* [Request]
Copy out the listing that follows exactly, dropping every picture.

* [Data records]
====================

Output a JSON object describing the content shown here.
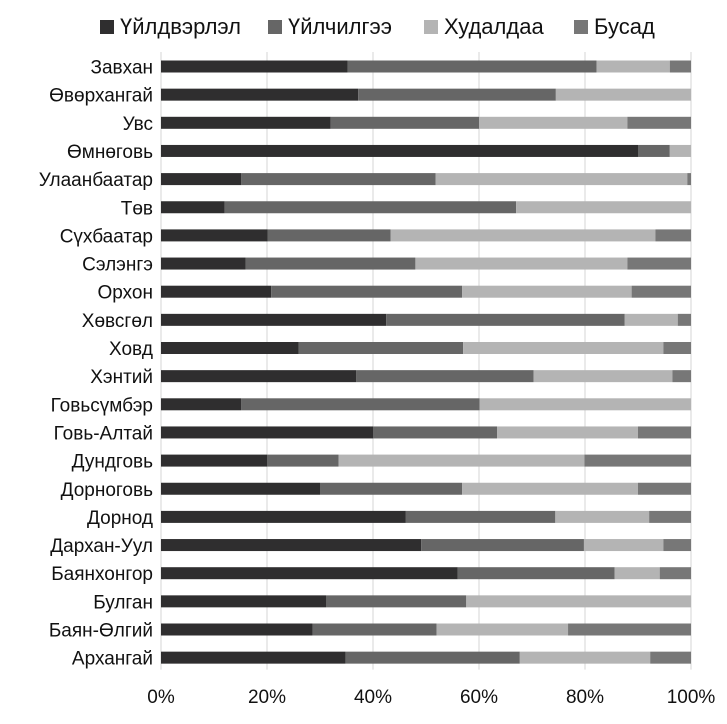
{
  "chart_data": {
    "type": "bar",
    "orientation": "horizontal",
    "stacked": true,
    "percent": true,
    "title": "",
    "xlabel": "",
    "ylabel": "",
    "xlim": [
      0,
      100
    ],
    "x_ticks": [
      "0%",
      "20%",
      "40%",
      "60%",
      "80%",
      "100%"
    ],
    "grid": true,
    "legend_position": "top",
    "categories": [
      "Завхан",
      "Өвөрхангай",
      "Увс",
      "Өмнөговь",
      "Улаанбаатар",
      "Төв",
      "Сүхбаатар",
      "Сэлэнгэ",
      "Орхон",
      "Хөвсгөл",
      "Ховд",
      "Хэнтий",
      "Говьсүмбэр",
      "Говь-Алтай",
      "Дундговь",
      "Дорноговь",
      "Дорнод",
      "Дархан-Уул",
      "Баянхонгор",
      "Булган",
      "Баян-Өлгий",
      "Архангай"
    ],
    "series": [
      {
        "name": "Үйлдвэрлэл",
        "color": "#2f2e2f",
        "values": [
          35.2,
          37.2,
          32.0,
          90.0,
          15.1,
          12.0,
          20.1,
          16.0,
          20.8,
          42.5,
          26.0,
          36.8,
          15.1,
          40.0,
          20.0,
          30.0,
          46.2,
          49.1,
          56.0,
          31.2,
          28.6,
          34.8
        ]
      },
      {
        "name": "Үйлчилгээ",
        "color": "#666666",
        "values": [
          47.0,
          37.3,
          28.0,
          6.0,
          36.7,
          55.0,
          23.2,
          32.0,
          36.0,
          45.0,
          31.0,
          33.5,
          45.0,
          23.4,
          13.5,
          26.8,
          28.2,
          30.7,
          29.6,
          26.4,
          23.4,
          32.9
        ]
      },
      {
        "name": "Худалдаа",
        "color": "#b4b4b4",
        "values": [
          13.8,
          25.5,
          28.0,
          4.0,
          47.5,
          33.0,
          50.0,
          40.0,
          32.0,
          10.0,
          37.8,
          26.2,
          39.9,
          26.6,
          46.4,
          33.2,
          17.7,
          15.0,
          8.5,
          42.4,
          24.8,
          24.6
        ]
      },
      {
        "name": "Бусад",
        "color": "#777777",
        "values": [
          4.0,
          0.0,
          12.0,
          0.0,
          0.7,
          0.0,
          6.7,
          12.0,
          11.2,
          2.5,
          5.2,
          3.5,
          0.0,
          10.0,
          20.1,
          10.0,
          7.9,
          5.2,
          5.9,
          0.0,
          23.2,
          7.7
        ]
      }
    ]
  }
}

====================

* [Result]
Output a JSON object describing the content shown here.
{
  "chart_data": {
    "type": "bar",
    "orientation": "horizontal",
    "stacked": true,
    "percent": true,
    "title": "",
    "xlabel": "",
    "ylabel": "",
    "xlim": [
      0,
      100
    ],
    "x_ticks": [
      "0%",
      "20%",
      "40%",
      "60%",
      "80%",
      "100%"
    ],
    "grid": true,
    "legend_position": "top",
    "categories": [
      "Завхан",
      "Өвөрхангай",
      "Увс",
      "Өмнөговь",
      "Улаанбаатар",
      "Төв",
      "Сүхбаатар",
      "Сэлэнгэ",
      "Орхон",
      "Хөвсгөл",
      "Ховд",
      "Хэнтий",
      "Говьсүмбэр",
      "Говь-Алтай",
      "Дундговь",
      "Дорноговь",
      "Дорнод",
      "Дархан-Уул",
      "Баянхонгор",
      "Булган",
      "Баян-Өлгий",
      "Архангай"
    ],
    "series": [
      {
        "name": "Үйлдвэрлэл",
        "color": "#2f2e2f",
        "values": [
          35.2,
          37.2,
          32.0,
          90.0,
          15.1,
          12.0,
          20.1,
          16.0,
          20.8,
          42.5,
          26.0,
          36.8,
          15.1,
          40.0,
          20.0,
          30.0,
          46.2,
          49.1,
          56.0,
          31.2,
          28.6,
          34.8
        ]
      },
      {
        "name": "Үйлчилгээ",
        "color": "#666666",
        "values": [
          47.0,
          37.3,
          28.0,
          6.0,
          36.7,
          55.0,
          23.2,
          32.0,
          36.0,
          45.0,
          31.0,
          33.5,
          45.0,
          23.4,
          13.5,
          26.8,
          28.2,
          30.7,
          29.6,
          26.4,
          23.4,
          32.9
        ]
      },
      {
        "name": "Худалдаа",
        "color": "#b4b4b4",
        "values": [
          13.8,
          25.5,
          28.0,
          4.0,
          47.5,
          33.0,
          50.0,
          40.0,
          32.0,
          10.0,
          37.8,
          26.2,
          39.9,
          26.6,
          46.4,
          33.2,
          17.7,
          15.0,
          8.5,
          42.4,
          24.8,
          24.6
        ]
      },
      {
        "name": "Бусад",
        "color": "#777777",
        "values": [
          4.0,
          0.0,
          12.0,
          0.0,
          0.7,
          0.0,
          6.7,
          12.0,
          11.2,
          2.5,
          5.2,
          3.5,
          0.0,
          10.0,
          20.1,
          10.0,
          7.9,
          5.2,
          5.9,
          0.0,
          23.2,
          7.7
        ]
      }
    ]
  }
}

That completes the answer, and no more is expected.